**REQUIRED WORK:** In the entries below, count every line with the word "компенсации". Return only the count.

── MATERIAL SUPPLIED ──

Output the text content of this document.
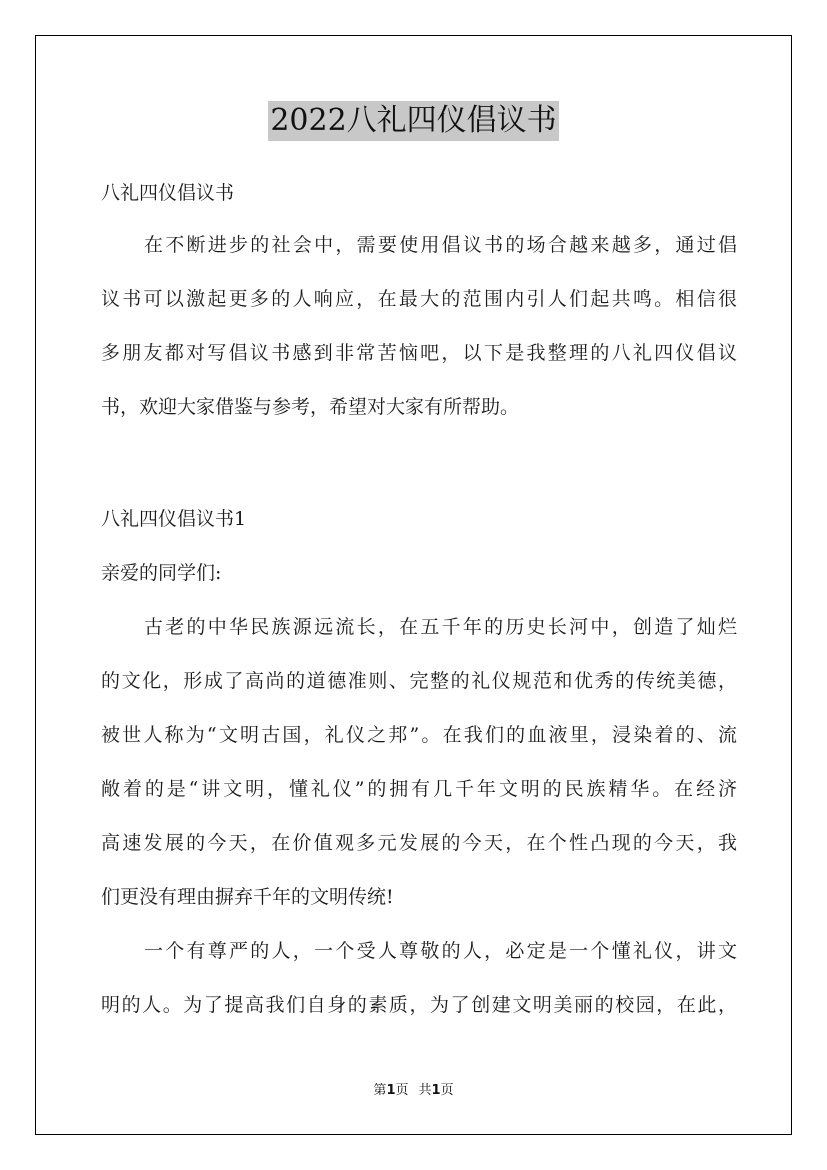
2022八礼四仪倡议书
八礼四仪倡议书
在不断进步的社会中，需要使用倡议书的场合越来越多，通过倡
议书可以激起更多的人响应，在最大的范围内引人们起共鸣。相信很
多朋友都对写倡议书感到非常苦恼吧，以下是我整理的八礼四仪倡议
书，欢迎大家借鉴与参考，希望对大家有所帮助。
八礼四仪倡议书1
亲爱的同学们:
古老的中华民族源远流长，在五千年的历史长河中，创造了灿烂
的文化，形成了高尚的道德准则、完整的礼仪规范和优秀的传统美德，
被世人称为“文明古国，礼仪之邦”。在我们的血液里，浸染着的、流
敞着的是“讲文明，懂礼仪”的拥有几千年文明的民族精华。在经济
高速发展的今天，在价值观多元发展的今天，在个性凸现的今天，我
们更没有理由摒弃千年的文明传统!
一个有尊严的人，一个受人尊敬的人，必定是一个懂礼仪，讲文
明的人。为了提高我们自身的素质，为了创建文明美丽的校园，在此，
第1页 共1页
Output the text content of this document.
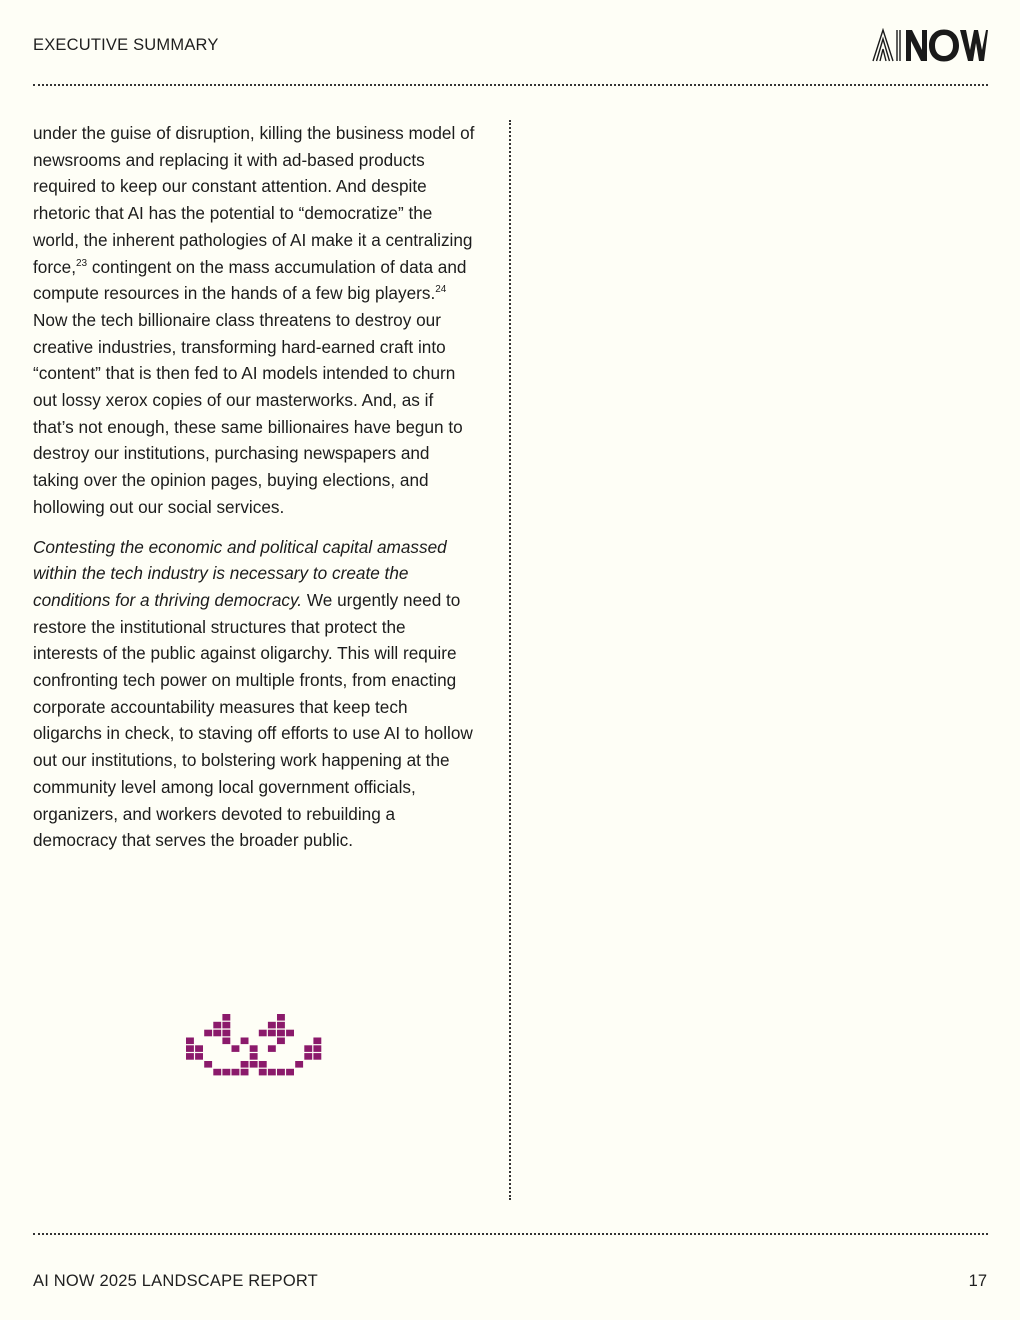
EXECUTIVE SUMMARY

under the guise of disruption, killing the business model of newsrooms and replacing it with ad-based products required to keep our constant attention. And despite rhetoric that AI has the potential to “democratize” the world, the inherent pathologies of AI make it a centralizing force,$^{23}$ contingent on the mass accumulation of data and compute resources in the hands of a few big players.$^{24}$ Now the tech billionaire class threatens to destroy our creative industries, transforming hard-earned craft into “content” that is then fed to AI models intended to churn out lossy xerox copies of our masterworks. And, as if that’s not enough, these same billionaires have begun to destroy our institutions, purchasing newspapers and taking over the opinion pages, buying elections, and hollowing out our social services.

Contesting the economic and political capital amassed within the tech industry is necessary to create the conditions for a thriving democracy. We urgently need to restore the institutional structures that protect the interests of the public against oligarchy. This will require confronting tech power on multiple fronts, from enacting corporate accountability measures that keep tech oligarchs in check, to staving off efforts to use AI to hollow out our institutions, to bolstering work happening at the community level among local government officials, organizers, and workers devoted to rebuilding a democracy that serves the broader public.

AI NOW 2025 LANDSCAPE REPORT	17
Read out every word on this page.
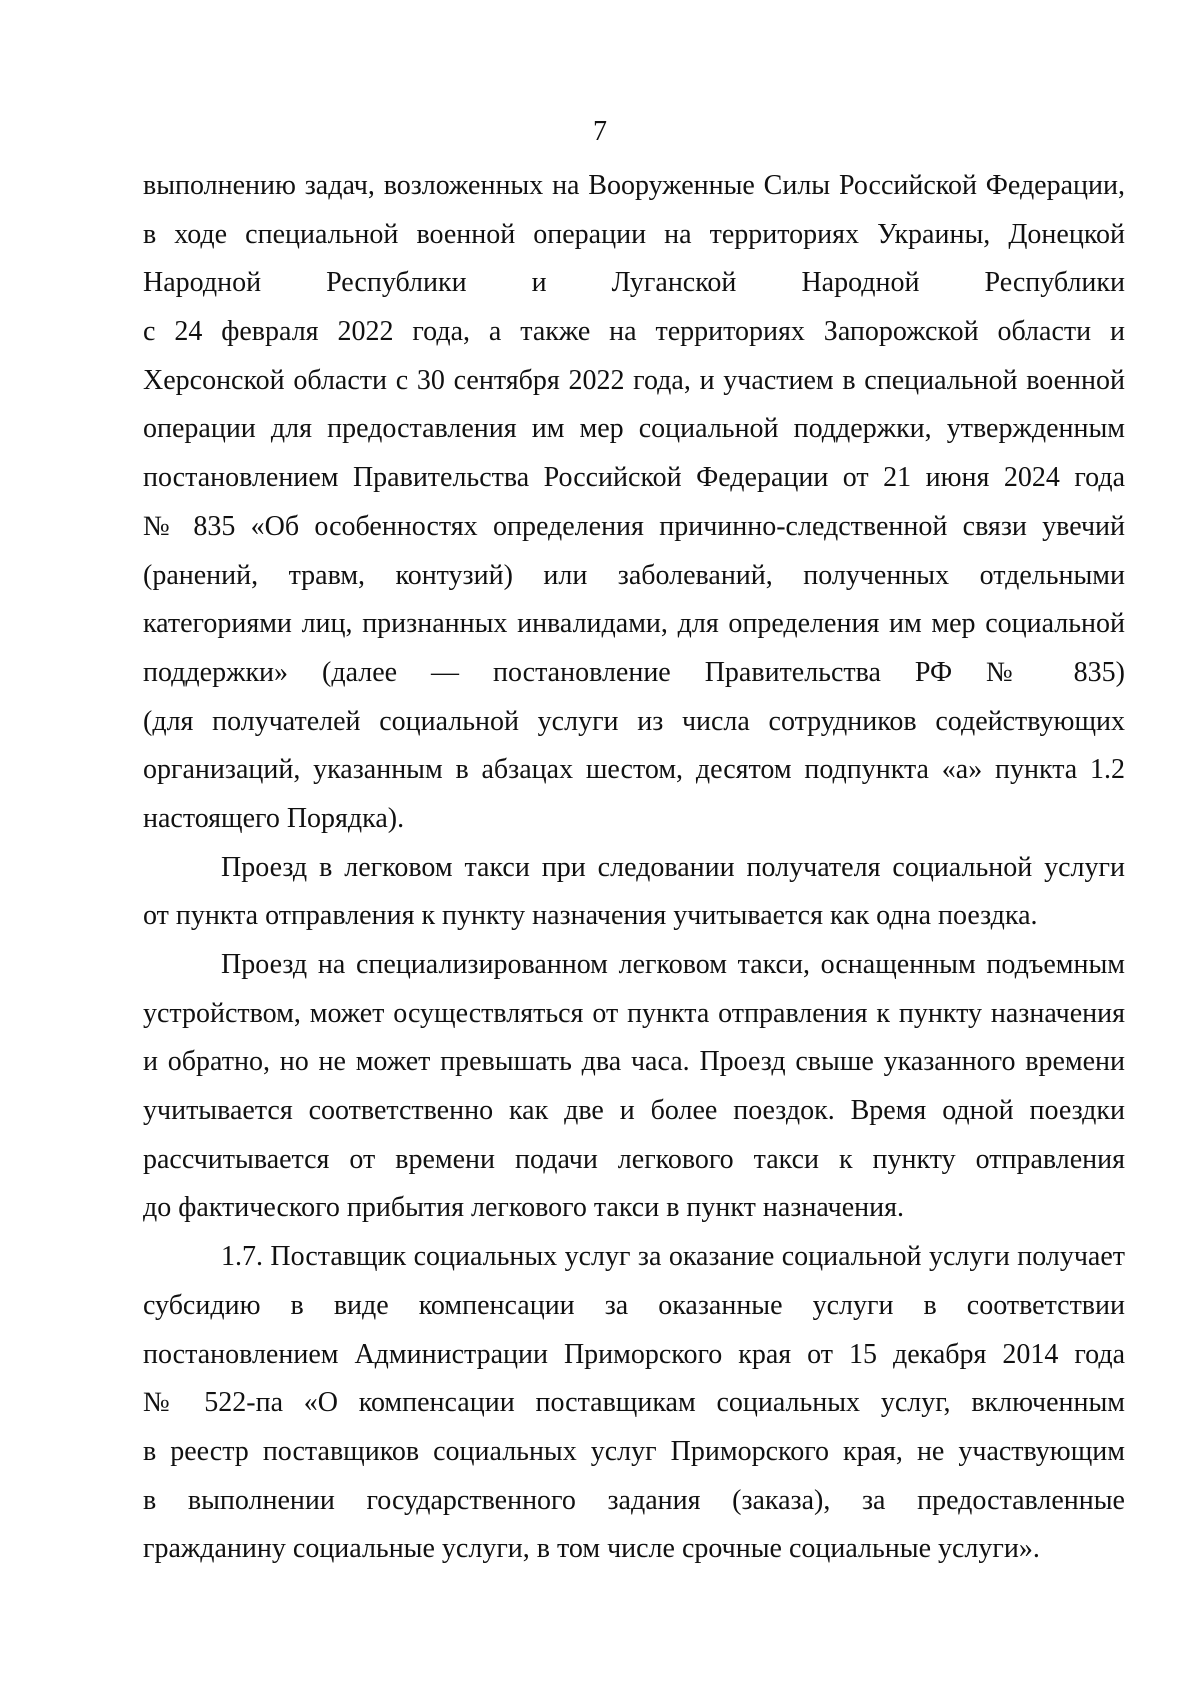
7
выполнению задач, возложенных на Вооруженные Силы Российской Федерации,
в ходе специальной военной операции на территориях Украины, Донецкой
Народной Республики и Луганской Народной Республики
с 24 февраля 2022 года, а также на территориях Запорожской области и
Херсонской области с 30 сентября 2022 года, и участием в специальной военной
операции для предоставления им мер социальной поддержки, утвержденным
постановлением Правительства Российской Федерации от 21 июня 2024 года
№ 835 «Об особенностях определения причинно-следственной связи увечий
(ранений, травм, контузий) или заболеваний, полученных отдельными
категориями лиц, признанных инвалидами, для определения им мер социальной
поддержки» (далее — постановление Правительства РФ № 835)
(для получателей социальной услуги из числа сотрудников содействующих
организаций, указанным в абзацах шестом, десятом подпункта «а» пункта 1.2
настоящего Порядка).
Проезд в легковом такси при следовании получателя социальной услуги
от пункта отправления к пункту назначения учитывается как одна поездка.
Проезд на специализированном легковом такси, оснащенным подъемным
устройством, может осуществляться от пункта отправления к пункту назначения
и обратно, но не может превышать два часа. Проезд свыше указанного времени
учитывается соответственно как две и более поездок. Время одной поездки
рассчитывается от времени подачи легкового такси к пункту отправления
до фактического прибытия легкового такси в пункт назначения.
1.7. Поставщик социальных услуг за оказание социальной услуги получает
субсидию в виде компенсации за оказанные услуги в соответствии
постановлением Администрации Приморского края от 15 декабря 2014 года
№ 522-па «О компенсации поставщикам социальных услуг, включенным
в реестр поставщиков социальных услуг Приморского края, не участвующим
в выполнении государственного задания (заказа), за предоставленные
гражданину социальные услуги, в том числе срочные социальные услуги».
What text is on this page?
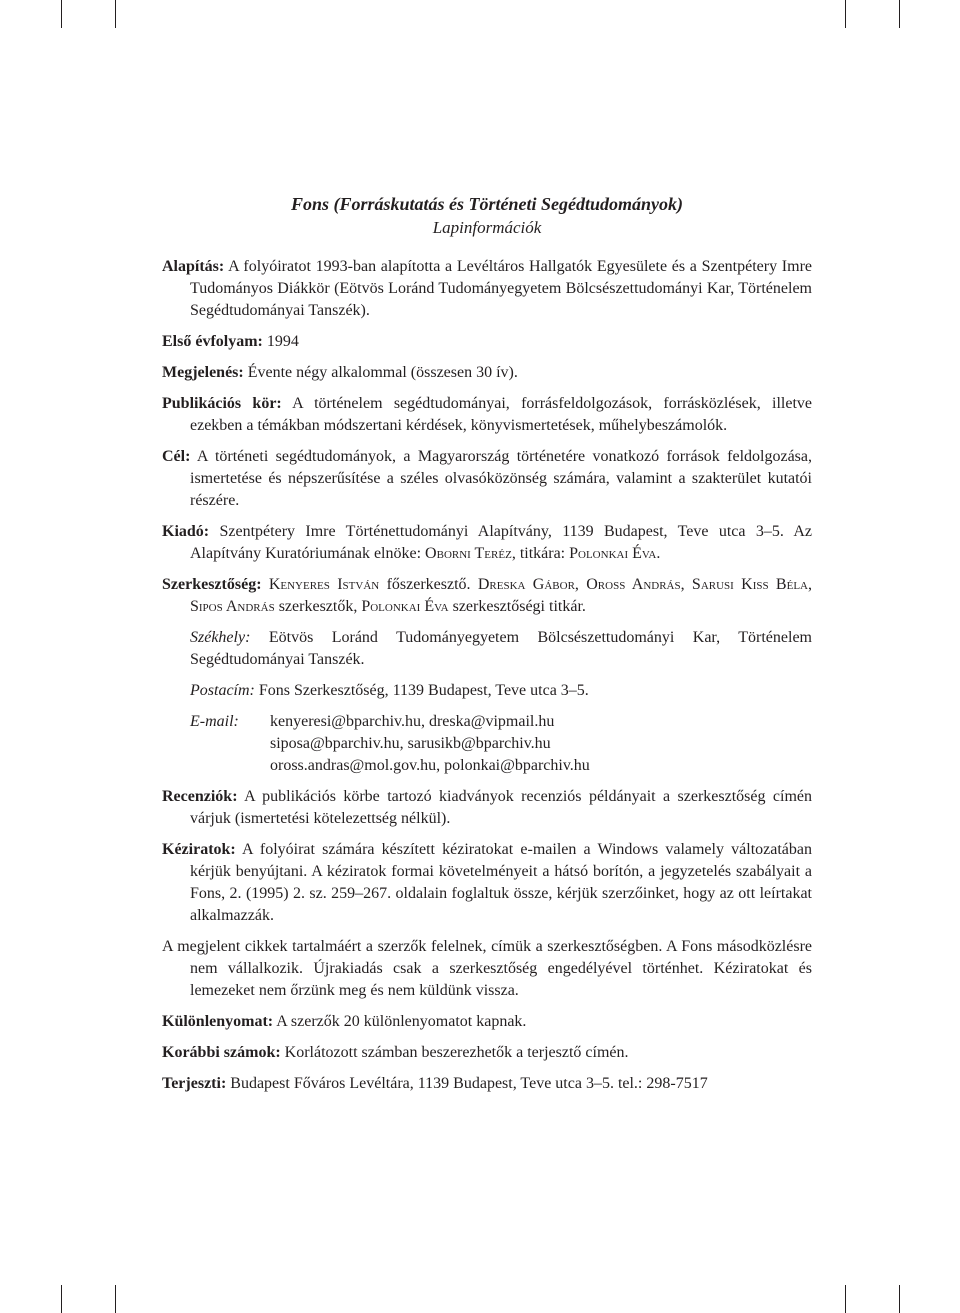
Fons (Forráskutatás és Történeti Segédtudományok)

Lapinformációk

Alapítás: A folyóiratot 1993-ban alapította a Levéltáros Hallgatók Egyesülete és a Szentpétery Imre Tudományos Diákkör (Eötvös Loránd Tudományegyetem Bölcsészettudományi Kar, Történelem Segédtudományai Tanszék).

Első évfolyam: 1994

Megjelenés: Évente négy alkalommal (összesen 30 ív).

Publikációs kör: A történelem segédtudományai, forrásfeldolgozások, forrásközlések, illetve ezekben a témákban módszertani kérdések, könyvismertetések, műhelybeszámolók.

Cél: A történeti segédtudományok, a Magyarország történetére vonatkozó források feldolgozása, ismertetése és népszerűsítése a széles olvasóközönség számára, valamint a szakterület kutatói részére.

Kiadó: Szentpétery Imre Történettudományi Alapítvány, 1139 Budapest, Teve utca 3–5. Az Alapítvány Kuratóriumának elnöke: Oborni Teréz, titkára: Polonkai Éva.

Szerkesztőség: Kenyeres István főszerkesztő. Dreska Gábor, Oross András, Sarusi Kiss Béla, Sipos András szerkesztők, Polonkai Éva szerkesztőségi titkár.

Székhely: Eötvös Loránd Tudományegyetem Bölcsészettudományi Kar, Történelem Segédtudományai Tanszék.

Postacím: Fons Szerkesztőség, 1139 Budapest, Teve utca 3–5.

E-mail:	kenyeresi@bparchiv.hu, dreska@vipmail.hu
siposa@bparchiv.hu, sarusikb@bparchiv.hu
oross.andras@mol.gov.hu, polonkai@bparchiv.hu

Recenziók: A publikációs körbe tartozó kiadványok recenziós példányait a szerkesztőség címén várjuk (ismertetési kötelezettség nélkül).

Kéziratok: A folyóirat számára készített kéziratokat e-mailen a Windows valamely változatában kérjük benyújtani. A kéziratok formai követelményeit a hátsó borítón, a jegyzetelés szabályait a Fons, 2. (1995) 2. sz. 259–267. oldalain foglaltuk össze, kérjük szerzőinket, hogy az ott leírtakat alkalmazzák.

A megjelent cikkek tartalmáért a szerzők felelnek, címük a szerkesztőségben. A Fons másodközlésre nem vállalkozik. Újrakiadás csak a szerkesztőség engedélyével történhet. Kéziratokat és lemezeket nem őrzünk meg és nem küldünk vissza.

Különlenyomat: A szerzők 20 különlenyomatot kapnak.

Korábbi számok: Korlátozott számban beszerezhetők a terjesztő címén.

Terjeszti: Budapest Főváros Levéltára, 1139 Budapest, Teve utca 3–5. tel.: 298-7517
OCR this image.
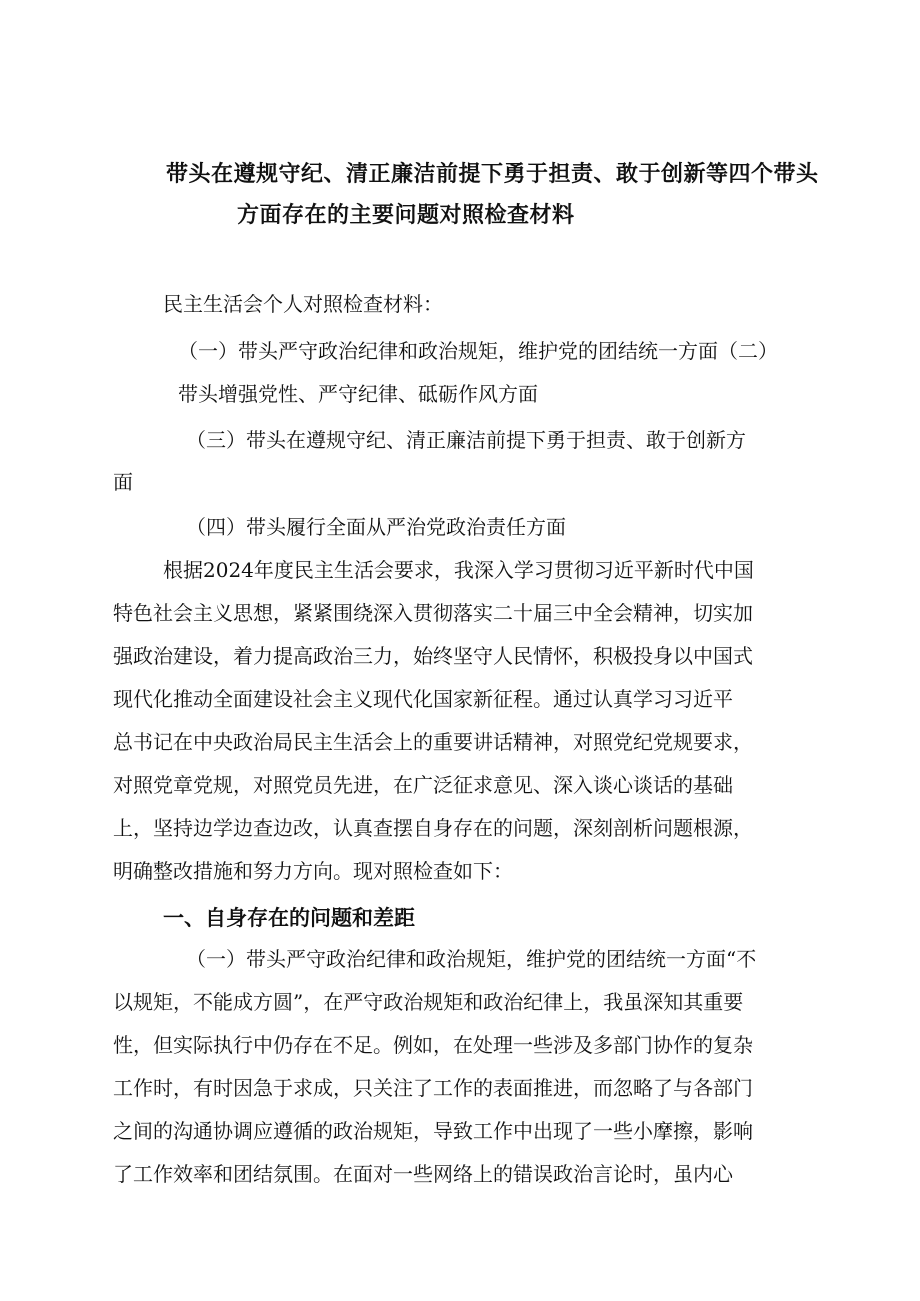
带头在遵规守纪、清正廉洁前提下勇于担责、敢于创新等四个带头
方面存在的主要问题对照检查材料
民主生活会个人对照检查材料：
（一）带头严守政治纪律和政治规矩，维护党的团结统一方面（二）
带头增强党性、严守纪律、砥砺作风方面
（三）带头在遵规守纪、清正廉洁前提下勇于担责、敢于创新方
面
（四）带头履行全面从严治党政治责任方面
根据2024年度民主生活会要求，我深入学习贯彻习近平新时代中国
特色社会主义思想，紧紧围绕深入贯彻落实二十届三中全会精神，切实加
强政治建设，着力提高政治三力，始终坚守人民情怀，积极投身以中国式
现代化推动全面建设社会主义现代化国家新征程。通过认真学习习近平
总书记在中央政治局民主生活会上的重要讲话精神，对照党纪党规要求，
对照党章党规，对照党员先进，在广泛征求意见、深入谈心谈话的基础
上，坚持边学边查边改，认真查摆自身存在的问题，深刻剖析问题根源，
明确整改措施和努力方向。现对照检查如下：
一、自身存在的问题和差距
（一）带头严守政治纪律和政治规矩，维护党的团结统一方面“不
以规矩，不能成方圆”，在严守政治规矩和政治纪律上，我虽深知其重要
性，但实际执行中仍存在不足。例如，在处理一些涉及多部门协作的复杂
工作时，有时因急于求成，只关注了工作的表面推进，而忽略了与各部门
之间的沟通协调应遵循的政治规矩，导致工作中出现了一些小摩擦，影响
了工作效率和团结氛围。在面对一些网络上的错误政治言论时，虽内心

───

**SOLUTION TO THIS TASK:** 2